DO THIS - Repeat the data verbatim.

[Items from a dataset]

---

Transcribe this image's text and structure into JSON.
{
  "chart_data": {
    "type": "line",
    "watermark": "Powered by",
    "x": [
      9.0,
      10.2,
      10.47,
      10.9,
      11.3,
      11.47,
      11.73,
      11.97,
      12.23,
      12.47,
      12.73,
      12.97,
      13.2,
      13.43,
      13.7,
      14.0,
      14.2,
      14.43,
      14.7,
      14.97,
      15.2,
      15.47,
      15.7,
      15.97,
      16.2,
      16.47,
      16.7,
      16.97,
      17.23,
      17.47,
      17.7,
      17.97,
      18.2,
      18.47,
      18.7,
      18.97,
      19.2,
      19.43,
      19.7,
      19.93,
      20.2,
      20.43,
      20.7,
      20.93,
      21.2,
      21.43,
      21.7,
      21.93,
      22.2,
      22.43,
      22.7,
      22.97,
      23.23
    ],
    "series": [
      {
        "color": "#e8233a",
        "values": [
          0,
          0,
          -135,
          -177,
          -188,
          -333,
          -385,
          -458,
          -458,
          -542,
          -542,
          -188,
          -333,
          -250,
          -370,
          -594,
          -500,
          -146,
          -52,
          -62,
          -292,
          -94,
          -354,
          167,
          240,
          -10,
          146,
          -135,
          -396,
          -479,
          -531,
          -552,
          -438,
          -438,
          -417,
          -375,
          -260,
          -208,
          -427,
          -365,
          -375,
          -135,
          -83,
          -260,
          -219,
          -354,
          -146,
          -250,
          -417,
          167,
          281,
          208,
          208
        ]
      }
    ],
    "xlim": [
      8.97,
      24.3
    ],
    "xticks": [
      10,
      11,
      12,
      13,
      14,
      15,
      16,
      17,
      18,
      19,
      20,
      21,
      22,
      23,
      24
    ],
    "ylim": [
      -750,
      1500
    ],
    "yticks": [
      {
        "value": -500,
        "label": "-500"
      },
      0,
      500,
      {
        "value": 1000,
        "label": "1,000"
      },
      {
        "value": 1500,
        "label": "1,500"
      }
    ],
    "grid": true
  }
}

---

THE ANSWER -
Transcribe this image's text and structure into JSON.
{
  "chart_data": {
    "type": "line",
    "watermark": "Powered by",
    "x": [
      9.0,
      10.2,
      10.47,
      10.9,
      11.3,
      11.47,
      11.73,
      11.97,
      12.23,
      12.47,
      12.73,
      12.97,
      13.2,
      13.43,
      13.7,
      14.0,
      14.2,
      14.43,
      14.7,
      14.97,
      15.2,
      15.47,
      15.7,
      15.97,
      16.2,
      16.47,
      16.7,
      16.97,
      17.23,
      17.47,
      17.7,
      17.97,
      18.2,
      18.47,
      18.7,
      18.97,
      19.2,
      19.43,
      19.7,
      19.93,
      20.2,
      20.43,
      20.7,
      20.93,
      21.2,
      21.43,
      21.7,
      21.93,
      22.2,
      22.43,
      22.7,
      22.97,
      23.23
    ],
    "series": [
      {
        "color": "#e8233a",
        "values": [
          0,
          0,
          -135,
          -177,
          -188,
          -333,
          -385,
          -458,
          -458,
          -542,
          -542,
          -188,
          -333,
          -250,
          -370,
          -594,
          -500,
          -146,
          -52,
          -62,
          -292,
          -94,
          -354,
          167,
          240,
          -10,
          146,
          -135,
          -396,
          -479,
          -531,
          -552,
          -438,
          -438,
          -417,
          -375,
          -260,
          -208,
          -427,
          -365,
          -375,
          -135,
          -83,
          -260,
          -219,
          -354,
          -146,
          -250,
          -417,
          167,
          281,
          208,
          208
        ]
      }
    ],
    "xlim": [
      8.97,
      24.3
    ],
    "xticks": [
      10,
      11,
      12,
      13,
      14,
      15,
      16,
      17,
      18,
      19,
      20,
      21,
      22,
      23,
      24
    ],
    "ylim": [
      -750,
      1500
    ],
    "yticks": [
      {
        "value": -500,
        "label": "-500"
      },
      0,
      500,
      {
        "value": 1000,
        "label": "1,000"
      },
      {
        "value": 1500,
        "label": "1,500"
      }
    ],
    "grid": true
  }
}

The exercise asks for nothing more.